**Text segment**:

:::::

6. Try HouseCreep.com
HouseCreep.com is a free database that contains information on thousands of “stigmatized” properties. These are properties known to have a criminal history, including drug activity and association with sex offenders, as well as properties where deaths have occurred. HouseCreep also lists properties with reported paranormal activity.
Just enter your address into the search bar and click enter to see any results associated with your home.
7. Visit the vital records office
If you haven’t found the information you’re looking for using the methods above, you can go directly to the official source: the vital records office.
Visit your local office, either in person or online. There, you should find public listings of death certificates. Search to see if your address is listed on any death certificates as the place of death.
Subscription or Paid Ways to Find Out if Someone Died in Your House
Finding out if someone has died in your home is ultimately free. If you can’t find out online or by talking to people in your area, you can always visit your local vital records office.
But sifting through all that information can take more time than many people want to spend. If you’d rather pay a fee to skip that process, one of these paid or subscription methods might provide the information you’re looking for.
8. Try DiedInHouse.com
One website has taken full advantage of homeowners’ and renters’ innate curiosity. DiedInHouse.com is a full website dedicated to helping you find out if anyone—you guessed it—died in your house. That includes death by murder and suicide, as well as accidental and natural deaths.

:::::

In the text on finding out if someone died in a house, swap "search bar" for "search field" and write out the part starting at "Just enter your" and ending at "the vital records office.".

:::::

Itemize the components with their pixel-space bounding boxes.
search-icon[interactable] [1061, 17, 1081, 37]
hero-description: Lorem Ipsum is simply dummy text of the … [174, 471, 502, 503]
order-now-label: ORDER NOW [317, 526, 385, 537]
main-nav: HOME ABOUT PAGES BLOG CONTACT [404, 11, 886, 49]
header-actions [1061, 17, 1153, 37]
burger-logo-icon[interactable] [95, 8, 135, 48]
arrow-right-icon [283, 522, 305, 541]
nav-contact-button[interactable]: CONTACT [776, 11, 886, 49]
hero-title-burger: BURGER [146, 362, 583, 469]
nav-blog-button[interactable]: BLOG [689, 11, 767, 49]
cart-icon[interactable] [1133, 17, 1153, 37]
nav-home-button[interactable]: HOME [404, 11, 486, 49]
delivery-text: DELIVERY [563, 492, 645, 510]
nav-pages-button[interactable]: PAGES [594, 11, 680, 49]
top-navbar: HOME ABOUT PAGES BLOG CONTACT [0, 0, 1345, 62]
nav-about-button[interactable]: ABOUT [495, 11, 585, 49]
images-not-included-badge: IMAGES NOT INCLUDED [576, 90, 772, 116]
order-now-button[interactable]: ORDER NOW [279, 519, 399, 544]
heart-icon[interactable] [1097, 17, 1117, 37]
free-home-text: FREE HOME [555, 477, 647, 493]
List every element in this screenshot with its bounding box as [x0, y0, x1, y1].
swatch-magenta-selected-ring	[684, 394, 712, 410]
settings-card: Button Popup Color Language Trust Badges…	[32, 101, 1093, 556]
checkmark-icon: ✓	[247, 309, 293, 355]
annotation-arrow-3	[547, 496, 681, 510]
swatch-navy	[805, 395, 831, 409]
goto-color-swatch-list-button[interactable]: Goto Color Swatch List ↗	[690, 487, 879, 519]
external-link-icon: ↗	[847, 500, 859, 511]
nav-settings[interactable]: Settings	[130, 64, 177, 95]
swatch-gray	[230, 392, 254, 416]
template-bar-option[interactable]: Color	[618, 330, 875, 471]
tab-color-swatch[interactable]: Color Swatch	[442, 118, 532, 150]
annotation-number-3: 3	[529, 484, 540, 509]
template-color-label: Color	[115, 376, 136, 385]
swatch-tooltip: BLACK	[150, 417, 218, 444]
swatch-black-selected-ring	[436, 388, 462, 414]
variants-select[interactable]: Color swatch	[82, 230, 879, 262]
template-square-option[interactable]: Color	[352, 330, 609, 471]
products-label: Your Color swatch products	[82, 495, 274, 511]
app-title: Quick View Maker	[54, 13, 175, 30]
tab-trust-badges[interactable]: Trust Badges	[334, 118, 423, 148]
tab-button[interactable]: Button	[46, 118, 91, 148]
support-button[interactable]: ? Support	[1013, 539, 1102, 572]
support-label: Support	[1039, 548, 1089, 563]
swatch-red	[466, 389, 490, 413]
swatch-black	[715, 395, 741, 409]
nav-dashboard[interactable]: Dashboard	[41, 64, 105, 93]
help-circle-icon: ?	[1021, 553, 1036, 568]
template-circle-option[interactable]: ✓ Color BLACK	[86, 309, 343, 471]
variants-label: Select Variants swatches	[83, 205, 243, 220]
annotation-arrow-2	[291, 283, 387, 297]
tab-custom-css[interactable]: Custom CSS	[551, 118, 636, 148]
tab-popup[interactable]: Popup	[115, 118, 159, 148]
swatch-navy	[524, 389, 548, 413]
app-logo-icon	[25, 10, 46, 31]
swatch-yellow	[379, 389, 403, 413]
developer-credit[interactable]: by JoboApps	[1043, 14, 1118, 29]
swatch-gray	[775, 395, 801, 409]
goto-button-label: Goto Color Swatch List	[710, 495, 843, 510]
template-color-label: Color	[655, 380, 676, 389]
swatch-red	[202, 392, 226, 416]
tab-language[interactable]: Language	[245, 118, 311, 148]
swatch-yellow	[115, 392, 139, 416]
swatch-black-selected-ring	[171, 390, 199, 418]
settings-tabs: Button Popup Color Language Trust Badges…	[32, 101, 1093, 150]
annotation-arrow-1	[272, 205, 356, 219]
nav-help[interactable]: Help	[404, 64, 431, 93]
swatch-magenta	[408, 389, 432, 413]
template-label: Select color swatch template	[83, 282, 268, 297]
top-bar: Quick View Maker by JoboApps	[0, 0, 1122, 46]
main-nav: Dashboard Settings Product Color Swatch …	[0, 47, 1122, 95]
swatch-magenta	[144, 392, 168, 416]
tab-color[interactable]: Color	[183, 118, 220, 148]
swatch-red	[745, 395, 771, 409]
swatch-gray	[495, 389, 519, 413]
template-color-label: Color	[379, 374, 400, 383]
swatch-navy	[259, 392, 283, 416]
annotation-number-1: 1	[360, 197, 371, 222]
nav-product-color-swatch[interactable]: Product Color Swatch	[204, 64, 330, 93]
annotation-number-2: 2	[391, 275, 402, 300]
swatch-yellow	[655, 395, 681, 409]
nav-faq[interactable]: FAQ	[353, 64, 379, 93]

:::::

**Exercise result**:
Just enter your address into the search field and click enter to see any results associated with your home.
7. Visit the vital records office
If you haven’t found the information you’re looking for using the methods above, you can go directly to the official source: the vital records office.